WRITTEN REQUEST:
Copy the items starting with the line that has "x-tick-label: 1985年 [332, 556, 346, 592]" and going on through the line that has "x-tick-label: 2001年 [632, 556, 646, 592]", including both of those lines, and output only those lines.

PROVIDED DATA:
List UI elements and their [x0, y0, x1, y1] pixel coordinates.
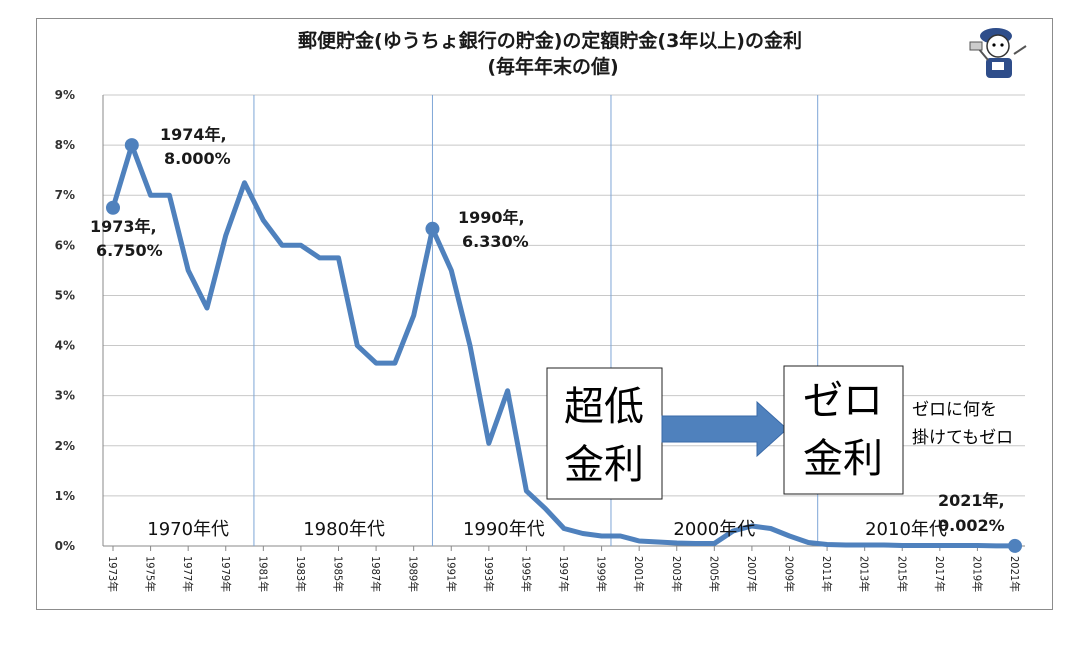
x-tick-label: 1985年 [332, 556, 346, 592]
x-tick-label: 2017年 [933, 556, 947, 592]
svg-text:2021年,: 2021年, [938, 491, 1005, 510]
y-tick-label: 4% [55, 339, 75, 353]
zero-rate-box: ゼロ 金利 [783, 365, 904, 495]
mascot-illustration [969, 28, 1027, 78]
y-tick-label: 7% [55, 188, 75, 202]
rate-line [110, 142, 1018, 549]
decade-dividers [253, 95, 819, 546]
data-point-1973 [106, 200, 120, 215]
x-tick-label: 1983年 [294, 556, 308, 592]
x-tick-label: 2001年 [632, 556, 646, 592]
annotation-2021: 2021年, 0.002% [938, 491, 1005, 535]
svg-text:ゼロに何を: ゼロに何を [912, 400, 997, 420]
decade-label: 1990年代 [463, 519, 545, 540]
ultra-low-rate-box: 超低 金利 [546, 367, 663, 500]
data-point-2021 [1008, 538, 1022, 553]
series-line [106, 138, 1022, 553]
x-tick-label: 1977年 [181, 556, 195, 592]
x-tick-label: 1993年 [482, 556, 496, 592]
x-tick-label: 2015年 [895, 556, 909, 592]
svg-text:1974年,: 1974年, [160, 125, 227, 144]
y-tick-label: 3% [55, 389, 75, 403]
svg-text:1973年,: 1973年, [90, 217, 157, 236]
svg-text:ゼロ: ゼロ [803, 378, 883, 424]
decade-label: 2010年代 [865, 519, 947, 540]
annotation-1990: 1990年, 6.330% [458, 208, 529, 251]
chart-subtitle: (毎年年末の値) [487, 55, 618, 78]
x-axis-ticks: 1973年 1975年 1977年 1979年 1981年 1983年 1985年 1987年… [106, 546, 1022, 592]
annotation-1973: 1973年, 6.750% [90, 217, 163, 260]
chart-frame [36, 18, 1053, 610]
x-tick-label: 2003年 [670, 556, 684, 592]
x-tick-label: 1975年 [144, 556, 158, 592]
y-tick-label: 8% [55, 138, 75, 152]
svg-text:掛けてもゼロ: 掛けてもゼロ [912, 428, 1013, 448]
x-tick-label: 2013年 [858, 556, 872, 592]
x-tick-label: 1979年 [219, 556, 233, 592]
decade-labels: 1970年代 1980年代 1990年代 2000年代 2010年代 [147, 519, 947, 540]
y-tick-label: 9% [55, 88, 75, 102]
x-tick-label: 1981年 [256, 556, 270, 592]
y-tick-label: 2% [55, 439, 75, 453]
annotation-1974: 1974年, 8.000% [160, 125, 231, 168]
y-tick-label: 1% [55, 489, 75, 503]
x-tick-label: 1991年 [444, 556, 458, 592]
zero-note: ゼロに何を 掛けてもゼロ [912, 400, 1013, 448]
decade-label: 1980年代 [303, 519, 385, 540]
svg-text:6.750%: 6.750% [96, 241, 163, 260]
arrow-right-icon [661, 400, 788, 458]
data-point-1974 [124, 138, 139, 153]
y-axis-ticks: 0% 1% 2% 3% 4% 5% 6% 7% 8% 9% [55, 88, 75, 553]
x-tick-label: 2019年 [970, 556, 984, 592]
svg-text:1990年,: 1990年, [458, 208, 525, 227]
data-point-1990 [425, 221, 440, 236]
x-tick-label: 2007年 [745, 556, 759, 592]
x-tick-label: 1973年 [106, 556, 120, 592]
svg-text:8.000%: 8.000% [164, 149, 231, 168]
svg-text:6.330%: 6.330% [462, 232, 529, 251]
svg-text:金利: 金利 [803, 436, 883, 482]
chart-title: 郵便貯金(ゆうちょ銀行の貯金)の定額貯金(3年以上)の金利 [298, 29, 802, 52]
y-tick-label: 0% [55, 539, 75, 553]
x-tick-label: 1989年 [407, 556, 421, 592]
x-tick-label: 2005年 [707, 556, 721, 592]
svg-text:0.002%: 0.002% [938, 516, 1005, 535]
x-tick-label: 1997年 [557, 556, 571, 592]
decade-label: 1970年代 [147, 519, 229, 540]
x-tick-label: 1987年 [369, 556, 383, 592]
svg-text:金利: 金利 [564, 442, 644, 488]
x-tick-label: 1999年 [595, 556, 609, 592]
decade-label: 2000年代 [673, 519, 755, 540]
svg-text:超低: 超低 [564, 384, 644, 430]
x-tick-label: 1995年 [519, 556, 533, 592]
x-tick-label: 2009年 [783, 556, 797, 592]
x-tick-label: 2021年 [1008, 556, 1022, 592]
y-tick-label: 6% [55, 238, 75, 252]
y-tick-label: 5% [55, 288, 75, 302]
x-tick-label: 2011年 [820, 556, 834, 592]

OUTPUT BELOW:
x-tick-label: 1985年 [332, 556, 346, 592]
x-tick-label: 2017年 [933, 556, 947, 592]
svg-text:2021年,: 2021年, [938, 491, 1005, 510]
y-tick-label: 4% [55, 339, 75, 353]
zero-rate-box: ゼロ 金利 [783, 365, 904, 495]
mascot-illustration [969, 28, 1027, 78]
y-tick-label: 7% [55, 188, 75, 202]
rate-line [110, 142, 1018, 549]
decade-dividers [253, 95, 819, 546]
data-point-1973 [106, 200, 120, 215]
x-tick-label: 1983年 [294, 556, 308, 592]
x-tick-label: 2001年 [632, 556, 646, 592]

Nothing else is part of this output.